[Records from a collection of figures]
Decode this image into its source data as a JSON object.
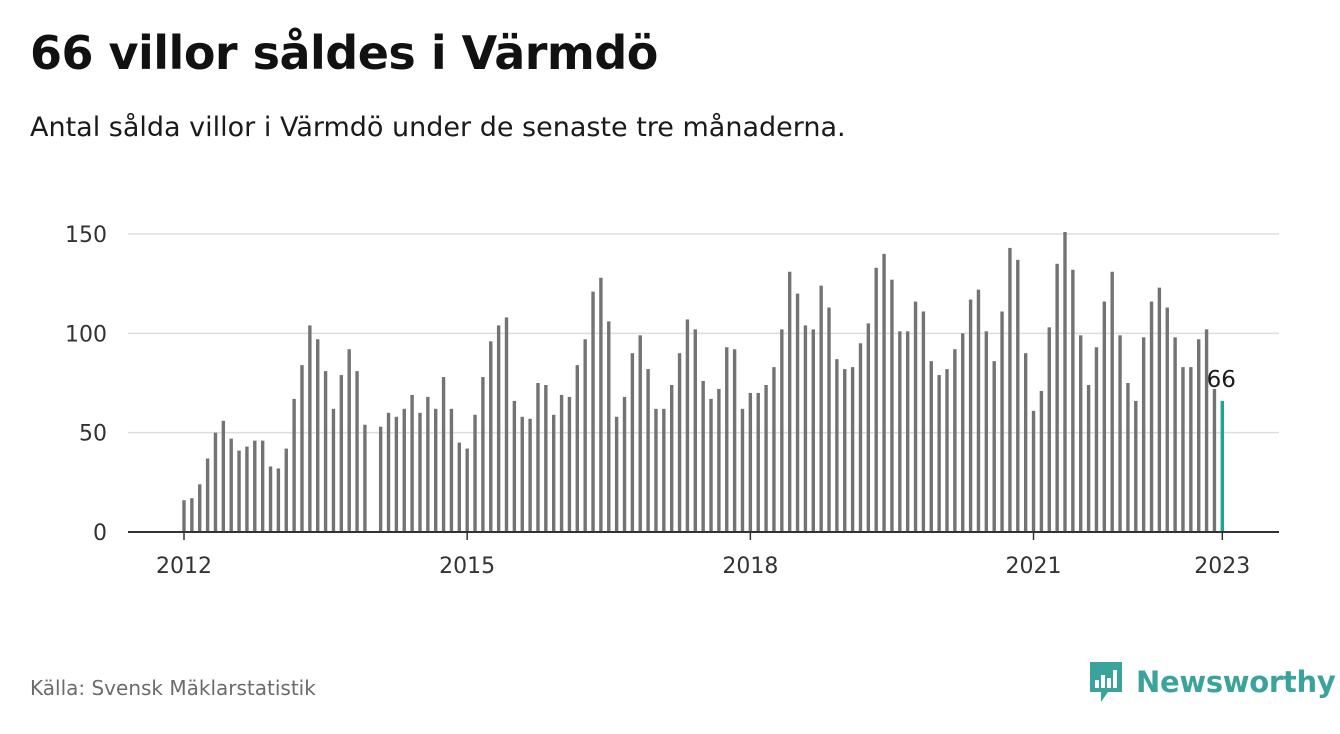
{
  "header": {
    "title": "66 villor såldes i Värmdö",
    "subtitle": "Antal sålda villor i Värmdö under de senaste tre månaderna."
  },
  "footer": {
    "source": "Källa: Svensk Mäklarstatistik",
    "brand": "Newsworthy",
    "brand_icon": "bar-chart-icon"
  },
  "colors": {
    "bar": "#737373",
    "highlight": "#1fa394",
    "grid": "#dddddd",
    "axis": "#333333",
    "brand": "#3aa39b"
  },
  "chart_data": {
    "type": "bar",
    "x_start": "2012-01",
    "x_interval": "month",
    "xticks": [
      "2012",
      "2015",
      "2018",
      "2021",
      "2023"
    ],
    "yticks": [
      0,
      50,
      100,
      150
    ],
    "ylim": [
      0,
      150
    ],
    "grid": true,
    "highlight_label": "66",
    "values": [
      16,
      17,
      24,
      37,
      50,
      56,
      47,
      41,
      43,
      46,
      46,
      33,
      32,
      42,
      67,
      84,
      104,
      97,
      81,
      62,
      79,
      92,
      81,
      54,
      null,
      53,
      60,
      58,
      62,
      69,
      60,
      68,
      62,
      78,
      62,
      45,
      42,
      59,
      78,
      96,
      104,
      108,
      66,
      58,
      57,
      75,
      74,
      59,
      69,
      68,
      84,
      97,
      121,
      128,
      106,
      58,
      68,
      90,
      99,
      82,
      62,
      62,
      74,
      90,
      107,
      102,
      76,
      67,
      72,
      93,
      92,
      62,
      70,
      70,
      74,
      83,
      102,
      131,
      120,
      104,
      102,
      124,
      113,
      87,
      82,
      83,
      95,
      105,
      133,
      140,
      127,
      101,
      101,
      116,
      111,
      86,
      79,
      82,
      92,
      100,
      117,
      122,
      101,
      86,
      111,
      143,
      137,
      90,
      61,
      71,
      103,
      135,
      151,
      132,
      99,
      74,
      93,
      116,
      131,
      99,
      75,
      66,
      98,
      116,
      123,
      113,
      98,
      83,
      83,
      97,
      102,
      72,
      66
    ]
  }
}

EXERCISE BRIEF: Lines that hold the word "villor" are the ones to return, every one of them.

EXERCISE RESULT:
    "title": "66 villor såldes i Värmdö",
    "subtitle": "Antal sålda villor i Värmdö under de senaste tre månaderna."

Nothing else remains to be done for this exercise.